[Data excerpts]
○ ○ ○ ○

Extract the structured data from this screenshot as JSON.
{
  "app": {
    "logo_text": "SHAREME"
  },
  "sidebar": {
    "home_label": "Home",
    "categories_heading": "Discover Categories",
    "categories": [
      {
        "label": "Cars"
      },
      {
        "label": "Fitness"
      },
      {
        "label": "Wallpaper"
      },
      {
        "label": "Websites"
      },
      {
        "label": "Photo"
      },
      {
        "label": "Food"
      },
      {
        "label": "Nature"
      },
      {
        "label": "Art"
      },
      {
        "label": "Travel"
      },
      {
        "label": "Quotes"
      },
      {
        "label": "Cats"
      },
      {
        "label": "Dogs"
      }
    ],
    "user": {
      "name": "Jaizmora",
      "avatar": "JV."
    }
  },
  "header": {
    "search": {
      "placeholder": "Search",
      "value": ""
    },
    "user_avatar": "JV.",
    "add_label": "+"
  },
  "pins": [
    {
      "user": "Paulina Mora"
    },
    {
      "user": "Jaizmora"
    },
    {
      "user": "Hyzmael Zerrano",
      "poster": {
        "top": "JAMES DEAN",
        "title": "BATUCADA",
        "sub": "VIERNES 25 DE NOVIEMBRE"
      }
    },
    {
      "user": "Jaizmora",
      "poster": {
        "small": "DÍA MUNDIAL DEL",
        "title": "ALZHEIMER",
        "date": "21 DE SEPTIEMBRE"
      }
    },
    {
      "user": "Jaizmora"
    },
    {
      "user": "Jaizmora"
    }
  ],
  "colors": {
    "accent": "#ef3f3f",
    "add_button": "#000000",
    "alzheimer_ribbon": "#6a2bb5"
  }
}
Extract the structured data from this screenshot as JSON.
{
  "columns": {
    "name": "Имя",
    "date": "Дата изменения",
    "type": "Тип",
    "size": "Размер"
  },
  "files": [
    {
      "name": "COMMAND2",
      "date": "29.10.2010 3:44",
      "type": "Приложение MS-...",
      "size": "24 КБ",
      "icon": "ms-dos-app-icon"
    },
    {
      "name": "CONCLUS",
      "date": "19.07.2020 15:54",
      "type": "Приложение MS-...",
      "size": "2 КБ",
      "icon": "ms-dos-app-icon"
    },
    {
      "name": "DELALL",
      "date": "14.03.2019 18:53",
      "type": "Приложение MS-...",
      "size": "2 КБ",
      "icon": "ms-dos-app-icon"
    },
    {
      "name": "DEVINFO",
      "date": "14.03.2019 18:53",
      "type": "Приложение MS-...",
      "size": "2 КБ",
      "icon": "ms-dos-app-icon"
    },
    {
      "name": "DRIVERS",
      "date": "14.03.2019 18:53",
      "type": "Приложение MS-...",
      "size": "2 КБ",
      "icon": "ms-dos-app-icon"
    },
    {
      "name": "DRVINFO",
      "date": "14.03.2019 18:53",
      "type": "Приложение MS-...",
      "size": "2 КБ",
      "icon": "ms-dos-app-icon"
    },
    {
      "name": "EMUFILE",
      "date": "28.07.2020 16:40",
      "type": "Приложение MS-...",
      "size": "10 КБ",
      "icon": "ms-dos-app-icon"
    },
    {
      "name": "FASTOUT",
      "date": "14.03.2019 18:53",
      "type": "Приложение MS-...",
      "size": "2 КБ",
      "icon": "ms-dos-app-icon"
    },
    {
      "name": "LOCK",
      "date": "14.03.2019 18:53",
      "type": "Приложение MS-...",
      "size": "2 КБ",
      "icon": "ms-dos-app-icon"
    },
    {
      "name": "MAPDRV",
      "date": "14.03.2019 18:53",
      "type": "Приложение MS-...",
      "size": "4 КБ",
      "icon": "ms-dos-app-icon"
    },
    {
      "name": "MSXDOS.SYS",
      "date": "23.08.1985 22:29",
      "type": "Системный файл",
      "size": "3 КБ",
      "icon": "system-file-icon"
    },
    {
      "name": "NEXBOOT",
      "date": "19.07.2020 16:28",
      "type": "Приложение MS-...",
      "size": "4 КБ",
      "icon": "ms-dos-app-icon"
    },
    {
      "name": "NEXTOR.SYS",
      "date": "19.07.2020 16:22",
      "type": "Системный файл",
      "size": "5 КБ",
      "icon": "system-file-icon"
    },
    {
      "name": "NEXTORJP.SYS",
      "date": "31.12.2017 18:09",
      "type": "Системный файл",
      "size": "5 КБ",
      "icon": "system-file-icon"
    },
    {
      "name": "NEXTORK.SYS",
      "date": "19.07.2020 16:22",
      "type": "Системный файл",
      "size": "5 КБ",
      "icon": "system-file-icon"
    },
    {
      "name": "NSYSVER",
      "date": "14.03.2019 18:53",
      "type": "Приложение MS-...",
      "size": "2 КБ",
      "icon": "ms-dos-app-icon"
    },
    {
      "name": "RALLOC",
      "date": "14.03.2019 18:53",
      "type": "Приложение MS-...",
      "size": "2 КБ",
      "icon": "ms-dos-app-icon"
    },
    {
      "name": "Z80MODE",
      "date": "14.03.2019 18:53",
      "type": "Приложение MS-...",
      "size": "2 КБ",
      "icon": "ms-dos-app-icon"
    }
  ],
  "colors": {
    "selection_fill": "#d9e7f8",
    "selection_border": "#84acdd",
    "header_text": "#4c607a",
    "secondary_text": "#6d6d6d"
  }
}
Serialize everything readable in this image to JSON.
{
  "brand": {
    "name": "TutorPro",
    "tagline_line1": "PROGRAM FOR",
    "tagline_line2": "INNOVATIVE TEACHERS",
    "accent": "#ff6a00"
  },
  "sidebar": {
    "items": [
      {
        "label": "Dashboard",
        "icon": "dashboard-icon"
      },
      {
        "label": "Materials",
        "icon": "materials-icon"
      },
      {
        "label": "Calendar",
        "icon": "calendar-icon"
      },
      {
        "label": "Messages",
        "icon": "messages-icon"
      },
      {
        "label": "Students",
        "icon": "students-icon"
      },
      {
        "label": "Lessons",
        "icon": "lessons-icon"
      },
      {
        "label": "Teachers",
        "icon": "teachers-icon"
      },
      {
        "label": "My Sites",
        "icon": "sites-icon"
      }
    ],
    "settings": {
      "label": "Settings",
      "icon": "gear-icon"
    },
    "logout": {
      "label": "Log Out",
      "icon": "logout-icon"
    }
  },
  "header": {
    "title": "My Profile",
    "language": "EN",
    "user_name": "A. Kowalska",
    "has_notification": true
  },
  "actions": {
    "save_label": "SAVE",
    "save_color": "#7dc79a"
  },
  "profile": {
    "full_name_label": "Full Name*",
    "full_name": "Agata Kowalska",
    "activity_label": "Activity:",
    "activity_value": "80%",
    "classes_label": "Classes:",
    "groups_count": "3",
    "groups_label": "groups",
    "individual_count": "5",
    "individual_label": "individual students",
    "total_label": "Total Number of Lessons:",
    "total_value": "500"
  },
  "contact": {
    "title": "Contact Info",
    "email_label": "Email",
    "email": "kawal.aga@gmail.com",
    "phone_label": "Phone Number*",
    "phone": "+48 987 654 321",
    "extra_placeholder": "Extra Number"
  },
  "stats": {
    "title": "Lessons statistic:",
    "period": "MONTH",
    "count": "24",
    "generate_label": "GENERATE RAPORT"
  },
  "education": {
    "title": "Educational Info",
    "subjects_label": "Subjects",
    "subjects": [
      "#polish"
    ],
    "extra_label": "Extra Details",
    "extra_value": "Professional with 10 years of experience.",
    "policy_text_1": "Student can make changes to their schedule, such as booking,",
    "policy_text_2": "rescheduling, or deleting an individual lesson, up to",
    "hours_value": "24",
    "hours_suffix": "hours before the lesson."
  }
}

○ ○ ○ ○

- _EXERCISE_:
Copy all the records above precisely.

- _SOLUTION TO THIS TASK_:
Extract the structured data from this screenshot as JSON.
{
  "app": {
    "logo_text": "SHAREME"
  },
  "sidebar": {
    "home_label": "Home",
    "categories_heading": "Discover Categories",
    "categories": [
      {
        "label": "Cars"
      },
      {
        "label": "Fitness"
      },
      {
        "label": "Wallpaper"
      },
      {
        "label": "Websites"
      },
      {
        "label": "Photo"
      },
      {
        "label": "Food"
      },
      {
        "label": "Nature"
      },
      {
        "label": "Art"
      },
      {
        "label": "Travel"
      },
      {
        "label": "Quotes"
      },
      {
        "label": "Cats"
      },
      {
        "label": "Dogs"
      }
    ],
    "user": {
      "name": "Jaizmora",
      "avatar": "JV."
    }
  },
  "header": {
    "search": {
      "placeholder": "Search",
      "value": ""
    },
    "user_avatar": "JV.",
    "add_label": "+"
  },
  "pins": [
    {
      "user": "Paulina Mora"
    },
    {
      "user": "Jaizmora"
    },
    {
      "user": "Hyzmael Zerrano",
      "poster": {
        "top": "JAMES DEAN",
        "title": "BATUCADA",
        "sub": "VIERNES 25 DE NOVIEMBRE"
      }
    },
    {
      "user": "Jaizmora",
      "poster": {
        "small": "DÍA MUNDIAL DEL",
        "title": "ALZHEIMER",
        "date": "21 DE SEPTIEMBRE"
      }
    },
    {
      "user": "Jaizmora"
    },
    {
      "user": "Jaizmora"
    }
  ],
  "colors": {
    "accent": "#ef3f3f",
    "add_button": "#000000",
    "alzheimer_ribbon": "#6a2bb5"
  }
}
Extract the structured data from this screenshot as JSON.
{
  "columns": {
    "name": "Имя",
    "date": "Дата изменения",
    "type": "Тип",
    "size": "Размер"
  },
  "files": [
    {
      "name": "COMMAND2",
      "date": "29.10.2010 3:44",
      "type": "Приложение MS-...",
      "size": "24 КБ",
      "icon": "ms-dos-app-icon"
    },
    {
      "name": "CONCLUS",
      "date": "19.07.2020 15:54",
      "type": "Приложение MS-...",
      "size": "2 КБ",
      "icon": "ms-dos-app-icon"
    },
    {
      "name": "DELALL",
      "date": "14.03.2019 18:53",
      "type": "Приложение MS-...",
      "size": "2 КБ",
      "icon": "ms-dos-app-icon"
    },
    {
      "name": "DEVINFO",
      "date": "14.03.2019 18:53",
      "type": "Приложение MS-...",
      "size": "2 КБ",
      "icon": "ms-dos-app-icon"
    },
    {
      "name": "DRIVERS",
      "date": "14.03.2019 18:53",
      "type": "Приложение MS-...",
      "size": "2 КБ",
      "icon": "ms-dos-app-icon"
    },
    {
      "name": "DRVINFO",
      "date": "14.03.2019 18:53",
      "type": "Приложение MS-...",
      "size": "2 КБ",
      "icon": "ms-dos-app-icon"
    },
    {
      "name": "EMUFILE",
      "date": "28.07.2020 16:40",
      "type": "Приложение MS-...",
      "size": "10 КБ",
      "icon": "ms-dos-app-icon"
    },
    {
      "name": "FASTOUT",
      "date": "14.03.2019 18:53",
      "type": "Приложение MS-...",
      "size": "2 КБ",
      "icon": "ms-dos-app-icon"
    },
    {
      "name": "LOCK",
      "date": "14.03.2019 18:53",
      "type": "Приложение MS-...",
      "size": "2 КБ",
      "icon": "ms-dos-app-icon"
    },
    {
      "name": "MAPDRV",
      "date": "14.03.2019 18:53",
      "type": "Приложение MS-...",
      "size": "4 КБ",
      "icon": "ms-dos-app-icon"
    },
    {
      "name": "MSXDOS.SYS",
      "date": "23.08.1985 22:29",
      "type": "Системный файл",
      "size": "3 КБ",
      "icon": "system-file-icon"
    },
    {
      "name": "NEXBOOT",
      "date": "19.07.2020 16:28",
      "type": "Приложение MS-...",
      "size": "4 КБ",
      "icon": "ms-dos-app-icon"
    },
    {
      "name": "NEXTOR.SYS",
      "date": "19.07.2020 16:22",
      "type": "Системный файл",
      "size": "5 КБ",
      "icon": "system-file-icon"
    },
    {
      "name": "NEXTORJP.SYS",
      "date": "31.12.2017 18:09",
      "type": "Системный файл",
      "size": "5 КБ",
      "icon": "system-file-icon"
    },
    {
      "name": "NEXTORK.SYS",
      "date": "19.07.2020 16:22",
      "type": "Системный файл",
      "size": "5 КБ",
      "icon": "system-file-icon"
    },
    {
      "name": "NSYSVER",
      "date": "14.03.2019 18:53",
      "type": "Приложение MS-...",
      "size": "2 КБ",
      "icon": "ms-dos-app-icon"
    },
    {
      "name": "RALLOC",
      "date": "14.03.2019 18:53",
      "type": "Приложение MS-...",
      "size": "2 КБ",
      "icon": "ms-dos-app-icon"
    },
    {
      "name": "Z80MODE",
      "date": "14.03.2019 18:53",
      "type": "Приложение MS-...",
      "size": "2 КБ",
      "icon": "ms-dos-app-icon"
    }
  ],
  "colors": {
    "selection_fill": "#d9e7f8",
    "selection_border": "#84acdd",
    "header_text": "#4c607a",
    "secondary_text": "#6d6d6d"
  }
}
Serialize everything readable in this image to JSON.
{
  "brand": {
    "name": "TutorPro",
    "tagline_line1": "PROGRAM FOR",
    "tagline_line2": "INNOVATIVE TEACHERS",
    "accent": "#ff6a00"
  },
  "sidebar": {
    "items": [
      {
        "label": "Dashboard",
        "icon": "dashboard-icon"
      },
      {
        "label": "Materials",
        "icon": "materials-icon"
      },
      {
        "label": "Calendar",
        "icon": "calendar-icon"
      },
      {
        "label": "Messages",
        "icon": "messages-icon"
      },
      {
        "label": "Students",
        "icon": "students-icon"
      },
      {
        "label": "Lessons",
        "icon": "lessons-icon"
      },
      {
        "label": "Teachers",
        "icon": "teachers-icon"
      },
      {
        "label": "My Sites",
        "icon": "sites-icon"
      }
    ],
    "settings": {
      "label": "Settings",
      "icon": "gear-icon"
    },
    "logout": {
      "label": "Log Out",
      "icon": "logout-icon"
    }
  },
  "header": {
    "title": "My Profile",
    "language": "EN",
    "user_name": "A. Kowalska",
    "has_notification": true
  },
  "actions": {
    "save_label": "SAVE",
    "save_color": "#7dc79a"
  },
  "profile": {
    "full_name_label": "Full Name*",
    "full_name": "Agata Kowalska",
    "activity_label": "Activity:",
    "activity_value": "80%",
    "classes_label": "Classes:",
    "groups_count": "3",
    "groups_label": "groups",
    "individual_count": "5",
    "individual_label": "individual students",
    "total_label": "Total Number of Lessons:",
    "total_value": "500"
  },
  "contact": {
    "title": "Contact Info",
    "email_label": "Email",
    "email": "kawal.aga@gmail.com",
    "phone_label": "Phone Number*",
    "phone": "+48 987 654 321",
    "extra_placeholder": "Extra Number"
  },
  "stats": {
    "title": "Lessons statistic:",
    "period": "MONTH",
    "count": "24",
    "generate_label": "GENERATE RAPORT"
  },
  "education": {
    "title": "Educational Info",
    "subjects_label": "Subjects",
    "subjects": [
      "#polish"
    ],
    "extra_label": "Extra Details",
    "extra_value": "Professional with 10 years of experience.",
    "policy_text_1": "Student can make changes to their schedule, such as booking,",
    "policy_text_2": "rescheduling, or deleting an individual lesson, up to",
    "hours_value": "24",
    "hours_suffix": "hours before the lesson."
  }
}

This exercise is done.